Element-and-box listings
▬▬▬▬▬▬▬▬▬▬
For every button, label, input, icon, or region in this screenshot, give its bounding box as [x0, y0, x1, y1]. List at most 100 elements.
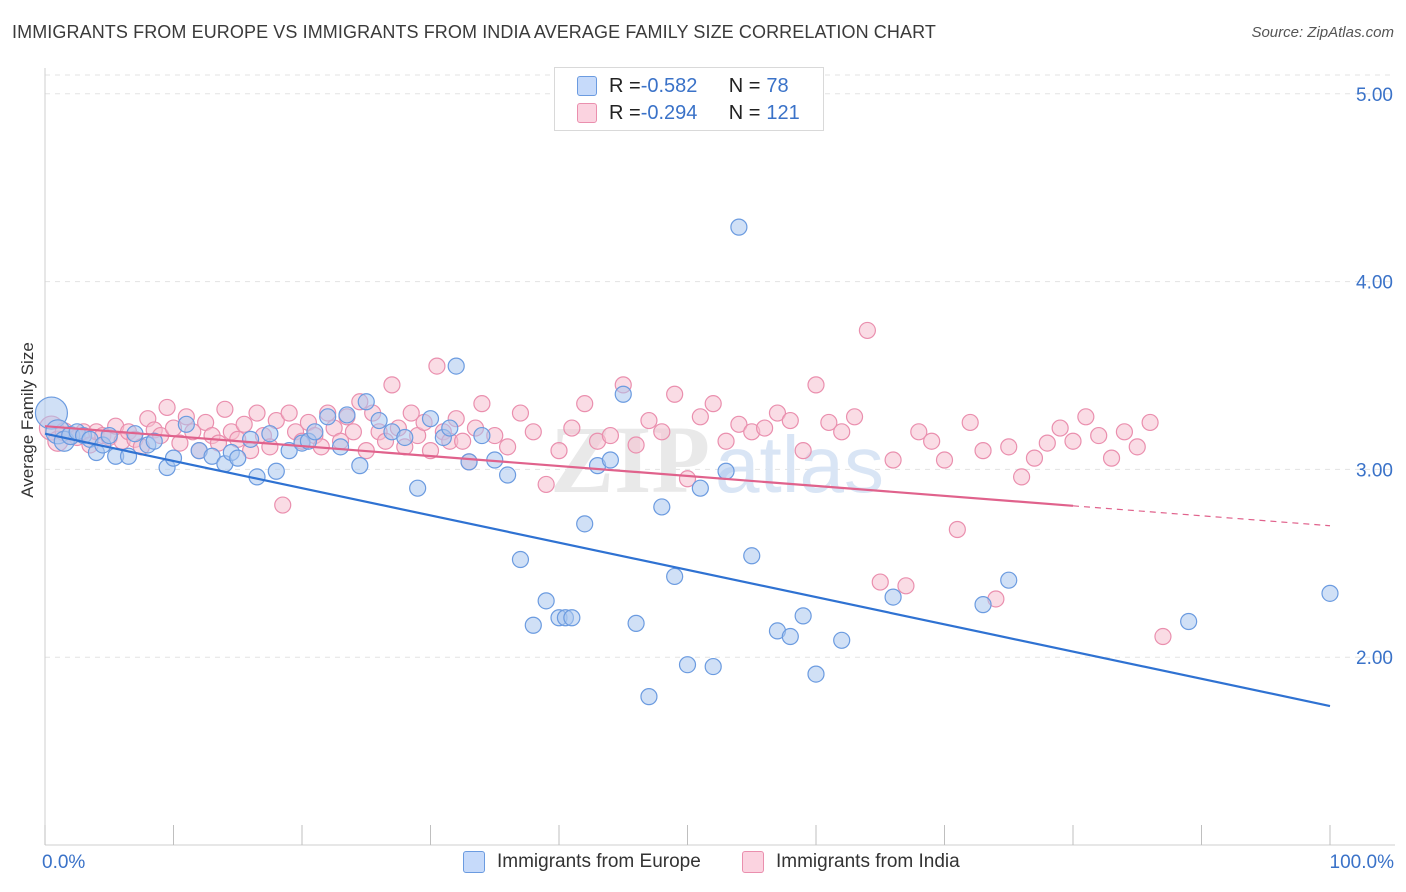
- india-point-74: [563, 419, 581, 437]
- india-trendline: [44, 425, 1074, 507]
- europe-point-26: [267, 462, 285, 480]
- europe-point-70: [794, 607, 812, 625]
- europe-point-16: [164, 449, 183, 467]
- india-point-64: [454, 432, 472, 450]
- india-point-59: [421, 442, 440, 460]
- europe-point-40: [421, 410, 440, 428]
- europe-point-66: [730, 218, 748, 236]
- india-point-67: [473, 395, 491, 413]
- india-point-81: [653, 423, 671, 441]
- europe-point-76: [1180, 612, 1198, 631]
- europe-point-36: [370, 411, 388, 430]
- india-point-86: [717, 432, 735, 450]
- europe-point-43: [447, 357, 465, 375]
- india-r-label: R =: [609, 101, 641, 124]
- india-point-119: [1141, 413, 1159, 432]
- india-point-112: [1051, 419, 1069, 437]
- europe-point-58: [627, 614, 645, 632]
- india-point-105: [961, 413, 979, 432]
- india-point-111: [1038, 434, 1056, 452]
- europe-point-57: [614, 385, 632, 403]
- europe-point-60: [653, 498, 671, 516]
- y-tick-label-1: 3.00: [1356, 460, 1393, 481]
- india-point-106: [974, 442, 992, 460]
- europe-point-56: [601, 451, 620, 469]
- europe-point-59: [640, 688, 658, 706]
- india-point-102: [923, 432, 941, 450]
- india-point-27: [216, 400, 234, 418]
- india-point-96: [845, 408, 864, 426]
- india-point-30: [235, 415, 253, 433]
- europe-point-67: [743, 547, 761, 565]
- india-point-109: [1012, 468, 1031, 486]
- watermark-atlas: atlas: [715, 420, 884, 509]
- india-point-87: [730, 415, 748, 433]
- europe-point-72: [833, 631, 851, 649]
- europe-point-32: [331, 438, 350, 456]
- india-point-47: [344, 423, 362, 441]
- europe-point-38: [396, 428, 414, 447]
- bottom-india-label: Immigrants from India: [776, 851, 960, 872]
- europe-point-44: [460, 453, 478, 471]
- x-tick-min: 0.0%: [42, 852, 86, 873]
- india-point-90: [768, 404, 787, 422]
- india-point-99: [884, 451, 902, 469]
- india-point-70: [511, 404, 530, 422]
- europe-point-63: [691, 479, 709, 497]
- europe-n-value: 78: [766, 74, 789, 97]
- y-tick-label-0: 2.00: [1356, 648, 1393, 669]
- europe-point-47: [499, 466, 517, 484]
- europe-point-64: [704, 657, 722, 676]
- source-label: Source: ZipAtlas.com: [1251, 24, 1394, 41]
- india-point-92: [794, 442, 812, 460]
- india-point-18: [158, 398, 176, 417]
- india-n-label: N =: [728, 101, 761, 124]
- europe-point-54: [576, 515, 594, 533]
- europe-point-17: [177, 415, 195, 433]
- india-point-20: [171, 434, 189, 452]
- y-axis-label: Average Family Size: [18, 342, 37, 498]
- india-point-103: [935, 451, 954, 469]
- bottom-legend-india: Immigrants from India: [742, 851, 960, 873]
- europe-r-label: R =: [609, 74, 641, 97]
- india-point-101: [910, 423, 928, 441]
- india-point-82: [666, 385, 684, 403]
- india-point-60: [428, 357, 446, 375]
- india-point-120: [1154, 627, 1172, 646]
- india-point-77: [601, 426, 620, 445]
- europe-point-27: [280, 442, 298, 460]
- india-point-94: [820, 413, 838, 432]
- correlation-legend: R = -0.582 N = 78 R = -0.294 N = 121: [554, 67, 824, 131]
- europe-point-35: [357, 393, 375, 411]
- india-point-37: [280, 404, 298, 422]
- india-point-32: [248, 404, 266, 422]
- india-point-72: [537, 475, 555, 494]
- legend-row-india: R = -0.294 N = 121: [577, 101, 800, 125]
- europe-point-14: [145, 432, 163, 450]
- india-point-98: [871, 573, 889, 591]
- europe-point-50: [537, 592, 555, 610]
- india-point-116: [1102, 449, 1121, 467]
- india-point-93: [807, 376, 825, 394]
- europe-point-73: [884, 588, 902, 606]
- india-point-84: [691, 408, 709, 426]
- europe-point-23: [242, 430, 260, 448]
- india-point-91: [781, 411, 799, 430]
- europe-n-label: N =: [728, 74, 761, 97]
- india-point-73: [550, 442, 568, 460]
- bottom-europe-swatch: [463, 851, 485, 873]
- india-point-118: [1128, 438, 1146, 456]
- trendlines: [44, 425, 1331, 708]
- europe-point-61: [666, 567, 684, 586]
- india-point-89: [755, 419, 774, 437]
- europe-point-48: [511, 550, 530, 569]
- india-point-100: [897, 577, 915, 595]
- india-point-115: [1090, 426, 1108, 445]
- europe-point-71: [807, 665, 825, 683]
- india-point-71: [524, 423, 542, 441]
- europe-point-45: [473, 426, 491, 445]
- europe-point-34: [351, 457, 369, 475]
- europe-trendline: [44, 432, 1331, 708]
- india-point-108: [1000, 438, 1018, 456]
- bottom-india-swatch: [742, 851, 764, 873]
▬▬▬▬▬▬▬▬▬▬
§ WORK TO BE COMPLETED
Reproduce every line of the records above verbatim, leaving out the pictures.

§ COMPLETE RESPONSE
For every button, label, input, icon, or region in this screenshot, give its bounding box as [x0, y0, x1, y1]. List at most 100 elements.
- india-point-74: [563, 419, 581, 437]
- india-trendline: [44, 425, 1074, 507]
- europe-point-26: [267, 462, 285, 480]
- europe-point-70: [794, 607, 812, 625]
- europe-point-16: [164, 449, 183, 467]
- india-point-64: [454, 432, 472, 450]
- india-point-59: [421, 442, 440, 460]
- europe-point-40: [421, 410, 440, 428]
- europe-point-66: [730, 218, 748, 236]
- india-point-67: [473, 395, 491, 413]
- india-point-81: [653, 423, 671, 441]
- europe-point-76: [1180, 612, 1198, 631]
- europe-point-36: [370, 411, 388, 430]
- india-point-86: [717, 432, 735, 450]
- europe-point-43: [447, 357, 465, 375]
- india-r-label: R =: [609, 101, 641, 124]
- india-point-119: [1141, 413, 1159, 432]
- india-point-112: [1051, 419, 1069, 437]
- europe-point-58: [627, 614, 645, 632]
- india-point-105: [961, 413, 979, 432]
- india-point-111: [1038, 434, 1056, 452]
- europe-point-57: [614, 385, 632, 403]
- europe-point-60: [653, 498, 671, 516]
- y-tick-label-1: 3.00: [1356, 460, 1393, 481]
- india-point-106: [974, 442, 992, 460]
- europe-point-56: [601, 451, 620, 469]
- europe-point-59: [640, 688, 658, 706]
- india-point-102: [923, 432, 941, 450]
- india-point-27: [216, 400, 234, 418]
- india-point-96: [845, 408, 864, 426]
- india-point-30: [235, 415, 253, 433]
- europe-point-67: [743, 547, 761, 565]
- india-point-109: [1012, 468, 1031, 486]
- watermark-atlas: atlas: [715, 420, 884, 509]
- india-point-87: [730, 415, 748, 433]
- europe-point-72: [833, 631, 851, 649]
- europe-point-32: [331, 438, 350, 456]
- india-point-47: [344, 423, 362, 441]
- europe-point-38: [396, 428, 414, 447]
- bottom-india-label: Immigrants from India: [776, 851, 960, 872]
- europe-point-44: [460, 453, 478, 471]
- x-tick-min: 0.0%: [42, 852, 86, 873]
- india-point-90: [768, 404, 787, 422]
- india-point-99: [884, 451, 902, 469]
- india-point-70: [511, 404, 530, 422]
- europe-point-63: [691, 479, 709, 497]
- europe-n-value: 78: [766, 74, 789, 97]
- y-tick-label-0: 2.00: [1356, 648, 1393, 669]
- europe-point-47: [499, 466, 517, 484]
- europe-point-64: [704, 657, 722, 676]
- source-label: Source: ZipAtlas.com: [1251, 24, 1394, 41]
- india-point-92: [794, 442, 812, 460]
- india-point-18: [158, 398, 176, 417]
- india-n-label: N =: [728, 101, 761, 124]
- europe-point-54: [576, 515, 594, 533]
- europe-point-17: [177, 415, 195, 433]
- india-point-20: [171, 434, 189, 452]
- y-axis-label: Average Family Size: [18, 342, 37, 498]
- india-point-103: [935, 451, 954, 469]
- bottom-legend-india: Immigrants from India: [742, 851, 960, 873]
- europe-r-label: R =: [609, 74, 641, 97]
- india-point-101: [910, 423, 928, 441]
- india-point-82: [666, 385, 684, 403]
- india-point-60: [428, 357, 446, 375]
- india-point-120: [1154, 627, 1172, 646]
- india-point-77: [601, 426, 620, 445]
- europe-point-27: [280, 442, 298, 460]
- india-point-94: [820, 413, 838, 432]
- correlation-legend: R = -0.582 N = 78 R = -0.294 N = 121: [554, 67, 824, 131]
- europe-point-35: [357, 393, 375, 411]
- india-point-37: [280, 404, 298, 422]
- india-point-32: [248, 404, 266, 422]
- india-point-72: [537, 475, 555, 494]
- legend-row-india: R = -0.294 N = 121: [577, 101, 800, 125]
- europe-point-14: [145, 432, 163, 450]
- india-point-98: [871, 573, 889, 591]
- europe-point-50: [537, 592, 555, 610]
- india-point-116: [1102, 449, 1121, 467]
- india-point-93: [807, 376, 825, 394]
- europe-point-73: [884, 588, 902, 606]
- india-point-84: [691, 408, 709, 426]
- europe-point-23: [242, 430, 260, 448]
- india-point-91: [781, 411, 799, 430]
- europe-n-label: N =: [728, 74, 761, 97]
- india-point-73: [550, 442, 568, 460]
- bottom-europe-swatch: [463, 851, 485, 873]
- india-point-118: [1128, 438, 1146, 456]
- trendlines: [44, 425, 1331, 708]
- europe-point-61: [666, 567, 684, 586]
- india-point-89: [755, 419, 774, 437]
- europe-point-48: [511, 550, 530, 569]
- india-point-100: [897, 577, 915, 595]
- india-point-115: [1090, 426, 1108, 445]
- europe-point-71: [807, 665, 825, 683]
- india-point-71: [524, 423, 542, 441]
- europe-point-45: [473, 426, 491, 445]
- europe-point-34: [351, 457, 369, 475]
- europe-trendline: [44, 432, 1331, 708]
- india-point-108: [1000, 438, 1018, 456]
- bottom-india-swatch: [742, 851, 764, 873]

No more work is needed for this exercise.